_Exercise brief:_
Check each line of the records below for the word "download" and copy those where it appears.

-------- Extracted records

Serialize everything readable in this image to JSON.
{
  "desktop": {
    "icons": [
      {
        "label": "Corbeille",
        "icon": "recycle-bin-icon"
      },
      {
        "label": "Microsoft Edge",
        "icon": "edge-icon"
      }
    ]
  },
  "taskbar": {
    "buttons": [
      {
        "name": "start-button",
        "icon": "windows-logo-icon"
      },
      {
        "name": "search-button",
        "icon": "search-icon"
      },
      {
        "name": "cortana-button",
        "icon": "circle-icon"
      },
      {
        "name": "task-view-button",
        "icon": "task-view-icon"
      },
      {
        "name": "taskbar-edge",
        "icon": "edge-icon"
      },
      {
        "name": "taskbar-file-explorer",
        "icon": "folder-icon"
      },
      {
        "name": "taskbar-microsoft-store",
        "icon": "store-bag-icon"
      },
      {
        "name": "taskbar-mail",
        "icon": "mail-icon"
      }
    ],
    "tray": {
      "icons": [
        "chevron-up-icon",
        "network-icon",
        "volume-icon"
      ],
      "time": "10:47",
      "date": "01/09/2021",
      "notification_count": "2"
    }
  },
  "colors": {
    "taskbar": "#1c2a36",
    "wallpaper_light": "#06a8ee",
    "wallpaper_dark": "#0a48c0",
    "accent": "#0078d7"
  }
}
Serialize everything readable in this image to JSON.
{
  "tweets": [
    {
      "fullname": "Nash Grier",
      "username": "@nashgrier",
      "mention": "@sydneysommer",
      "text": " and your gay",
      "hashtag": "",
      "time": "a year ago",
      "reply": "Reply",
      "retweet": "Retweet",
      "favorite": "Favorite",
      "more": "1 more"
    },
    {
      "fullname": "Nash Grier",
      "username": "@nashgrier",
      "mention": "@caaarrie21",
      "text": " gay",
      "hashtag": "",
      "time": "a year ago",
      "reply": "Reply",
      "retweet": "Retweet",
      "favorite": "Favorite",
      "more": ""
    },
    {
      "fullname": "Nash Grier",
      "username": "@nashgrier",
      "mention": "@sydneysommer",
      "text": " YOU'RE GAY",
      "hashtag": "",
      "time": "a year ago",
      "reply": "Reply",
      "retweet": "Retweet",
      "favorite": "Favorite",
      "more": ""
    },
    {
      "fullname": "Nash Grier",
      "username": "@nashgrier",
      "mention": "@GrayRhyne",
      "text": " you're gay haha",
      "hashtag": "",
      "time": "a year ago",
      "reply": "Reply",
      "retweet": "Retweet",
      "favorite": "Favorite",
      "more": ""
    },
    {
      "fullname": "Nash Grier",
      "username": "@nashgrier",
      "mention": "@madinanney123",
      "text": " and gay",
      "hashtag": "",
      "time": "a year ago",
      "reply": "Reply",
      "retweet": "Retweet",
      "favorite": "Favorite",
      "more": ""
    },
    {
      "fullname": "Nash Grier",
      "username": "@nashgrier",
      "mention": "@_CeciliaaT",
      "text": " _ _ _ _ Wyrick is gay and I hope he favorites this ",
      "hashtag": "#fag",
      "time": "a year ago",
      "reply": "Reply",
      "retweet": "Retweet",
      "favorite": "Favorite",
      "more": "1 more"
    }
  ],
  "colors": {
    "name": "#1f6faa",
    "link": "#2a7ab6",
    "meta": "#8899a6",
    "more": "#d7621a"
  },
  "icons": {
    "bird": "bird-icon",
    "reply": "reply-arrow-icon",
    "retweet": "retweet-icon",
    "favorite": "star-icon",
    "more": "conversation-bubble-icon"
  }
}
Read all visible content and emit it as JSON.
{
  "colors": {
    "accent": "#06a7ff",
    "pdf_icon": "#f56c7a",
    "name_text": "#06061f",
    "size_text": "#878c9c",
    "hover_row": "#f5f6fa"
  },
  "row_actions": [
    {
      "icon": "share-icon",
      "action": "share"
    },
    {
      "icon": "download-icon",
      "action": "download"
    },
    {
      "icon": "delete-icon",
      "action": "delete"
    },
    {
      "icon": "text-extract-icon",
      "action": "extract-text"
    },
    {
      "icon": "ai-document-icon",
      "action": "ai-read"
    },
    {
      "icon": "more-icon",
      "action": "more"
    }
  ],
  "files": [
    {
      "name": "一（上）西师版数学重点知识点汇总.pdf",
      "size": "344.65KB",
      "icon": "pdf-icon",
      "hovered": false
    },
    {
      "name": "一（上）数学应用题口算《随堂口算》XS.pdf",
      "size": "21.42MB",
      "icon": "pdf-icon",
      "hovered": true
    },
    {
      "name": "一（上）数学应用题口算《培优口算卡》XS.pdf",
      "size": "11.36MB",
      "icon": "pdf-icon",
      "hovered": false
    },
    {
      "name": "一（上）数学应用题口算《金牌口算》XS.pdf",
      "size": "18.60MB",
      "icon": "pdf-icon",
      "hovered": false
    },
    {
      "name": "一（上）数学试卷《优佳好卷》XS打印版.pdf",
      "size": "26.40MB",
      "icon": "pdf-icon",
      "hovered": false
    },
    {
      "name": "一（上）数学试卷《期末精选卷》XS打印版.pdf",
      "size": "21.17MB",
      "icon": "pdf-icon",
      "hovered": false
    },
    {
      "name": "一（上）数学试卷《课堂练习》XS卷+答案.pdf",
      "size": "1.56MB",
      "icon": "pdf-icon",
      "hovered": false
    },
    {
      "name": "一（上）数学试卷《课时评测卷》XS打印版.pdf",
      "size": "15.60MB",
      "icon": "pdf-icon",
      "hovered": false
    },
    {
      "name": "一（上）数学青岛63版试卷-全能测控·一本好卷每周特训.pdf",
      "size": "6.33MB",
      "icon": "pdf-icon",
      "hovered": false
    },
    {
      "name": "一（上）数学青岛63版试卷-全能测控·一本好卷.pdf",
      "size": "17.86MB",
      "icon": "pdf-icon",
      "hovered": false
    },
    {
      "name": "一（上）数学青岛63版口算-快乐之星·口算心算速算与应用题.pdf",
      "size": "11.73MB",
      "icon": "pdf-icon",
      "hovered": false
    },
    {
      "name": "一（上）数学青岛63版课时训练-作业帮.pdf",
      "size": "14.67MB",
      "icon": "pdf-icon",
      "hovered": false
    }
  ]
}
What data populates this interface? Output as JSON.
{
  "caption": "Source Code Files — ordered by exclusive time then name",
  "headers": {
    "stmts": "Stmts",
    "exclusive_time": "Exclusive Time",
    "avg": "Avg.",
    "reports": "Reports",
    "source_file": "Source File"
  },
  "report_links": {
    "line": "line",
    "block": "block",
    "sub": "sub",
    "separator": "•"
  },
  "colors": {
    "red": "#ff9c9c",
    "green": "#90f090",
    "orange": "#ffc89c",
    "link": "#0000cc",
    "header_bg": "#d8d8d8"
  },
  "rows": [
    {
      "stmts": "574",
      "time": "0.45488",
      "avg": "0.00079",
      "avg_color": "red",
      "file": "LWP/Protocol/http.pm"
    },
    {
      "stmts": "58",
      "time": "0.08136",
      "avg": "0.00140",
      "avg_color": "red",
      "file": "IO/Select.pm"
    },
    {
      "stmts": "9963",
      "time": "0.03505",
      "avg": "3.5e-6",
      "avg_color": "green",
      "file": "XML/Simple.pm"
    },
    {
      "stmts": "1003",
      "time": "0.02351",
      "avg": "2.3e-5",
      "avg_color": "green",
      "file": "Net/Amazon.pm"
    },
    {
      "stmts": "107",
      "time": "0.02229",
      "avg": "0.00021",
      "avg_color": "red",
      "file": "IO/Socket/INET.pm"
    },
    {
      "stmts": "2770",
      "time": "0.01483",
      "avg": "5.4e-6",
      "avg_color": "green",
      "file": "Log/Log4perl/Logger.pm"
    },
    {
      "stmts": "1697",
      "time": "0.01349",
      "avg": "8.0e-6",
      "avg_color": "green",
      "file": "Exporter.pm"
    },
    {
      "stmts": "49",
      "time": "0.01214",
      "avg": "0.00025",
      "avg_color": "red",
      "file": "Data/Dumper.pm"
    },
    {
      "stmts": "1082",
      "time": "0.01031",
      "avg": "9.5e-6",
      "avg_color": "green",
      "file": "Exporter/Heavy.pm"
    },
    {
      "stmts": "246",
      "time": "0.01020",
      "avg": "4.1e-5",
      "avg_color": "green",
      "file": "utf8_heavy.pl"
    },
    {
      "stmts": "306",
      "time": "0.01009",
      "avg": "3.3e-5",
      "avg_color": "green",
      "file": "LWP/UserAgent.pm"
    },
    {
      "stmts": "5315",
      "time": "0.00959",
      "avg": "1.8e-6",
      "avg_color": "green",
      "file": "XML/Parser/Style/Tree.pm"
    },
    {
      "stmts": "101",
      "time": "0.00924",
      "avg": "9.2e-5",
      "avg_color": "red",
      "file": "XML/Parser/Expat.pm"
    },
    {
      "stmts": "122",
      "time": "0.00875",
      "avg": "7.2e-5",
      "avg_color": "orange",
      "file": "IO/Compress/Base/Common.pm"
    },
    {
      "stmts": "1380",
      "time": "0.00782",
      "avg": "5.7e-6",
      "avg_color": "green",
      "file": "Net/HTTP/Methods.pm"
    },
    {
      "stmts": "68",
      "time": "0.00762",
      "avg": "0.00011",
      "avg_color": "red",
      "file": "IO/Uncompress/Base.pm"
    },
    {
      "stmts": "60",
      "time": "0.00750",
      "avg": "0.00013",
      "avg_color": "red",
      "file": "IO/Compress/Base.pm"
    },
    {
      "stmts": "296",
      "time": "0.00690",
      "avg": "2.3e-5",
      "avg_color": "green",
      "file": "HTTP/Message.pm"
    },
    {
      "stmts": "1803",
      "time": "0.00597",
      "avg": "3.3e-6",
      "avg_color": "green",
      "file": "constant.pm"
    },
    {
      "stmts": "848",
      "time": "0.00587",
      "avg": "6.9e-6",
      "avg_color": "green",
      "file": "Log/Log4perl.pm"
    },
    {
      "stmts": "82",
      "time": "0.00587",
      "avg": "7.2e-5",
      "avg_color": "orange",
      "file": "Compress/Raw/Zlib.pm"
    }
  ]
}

----------------

_Worked answer:_
      "icon": "download-icon",
      "action": "download"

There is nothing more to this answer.